═══ 原文 ═══
[图论][最短路]Restoring Road Network

题目描述

In Takahashi Kingdom, which once existed, there are N cities, and some pairs of cities are connected bidirectionally by roads. The following are known about the road network:
People traveled between cities only through roads. It was possible to reach any city from any other city, via intermediate cities if necessary.
Different roads may have had different lengths, but all the lengths were positive integers.
Snuke the archeologist found a table with N rows and N columns, A, in the ruin of Takahashi Kingdom. He thought that it represented the shortest distances between the cities along the roads in the kingdom.
Determine whether there exists a road network such that for each u and v, the integer Au,v at the u-th row and v-th column of A is equal to the length of the shortest path from City u to City v. If such a network exist, find the shortest possible total length of the roads.

Constraints
1≤N≤300
If i≠j, 1≤A_i,j=A_j,i≤10⁹.
═══
任务要求
#1 请把这道最短路题目中的句子“Different roads may have had different lengths, but all the lengths were positive integers.”译成中文。
#2 输出这道最短路题目中从“Determine whether there”往下直到“If i≠j, 1≤A_i,j=A_j,i≤10⁹.”为止的全部文字，一字不改。
═══ 给定材料 ═══
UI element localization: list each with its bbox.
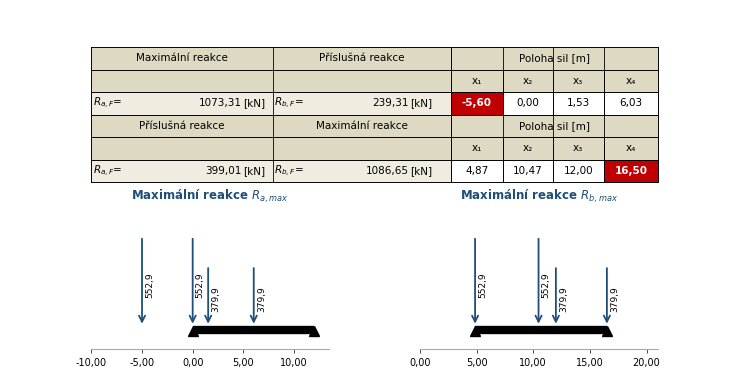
═══
解答汇总
#1 不同的道路长度可能各不相同，但所有长度都是正整数。

#2
Determine whether there exists a road network such that for each u and v, the integer Au,v at the u-th row and v-th column of A is equal to the length of the shortest path from City u to City v. If such a network exist, find the shortest possible total length of the roads.

Constraints
1≤N≤300
If i≠j, 1≤A_i,j=A_j,i≤10⁹.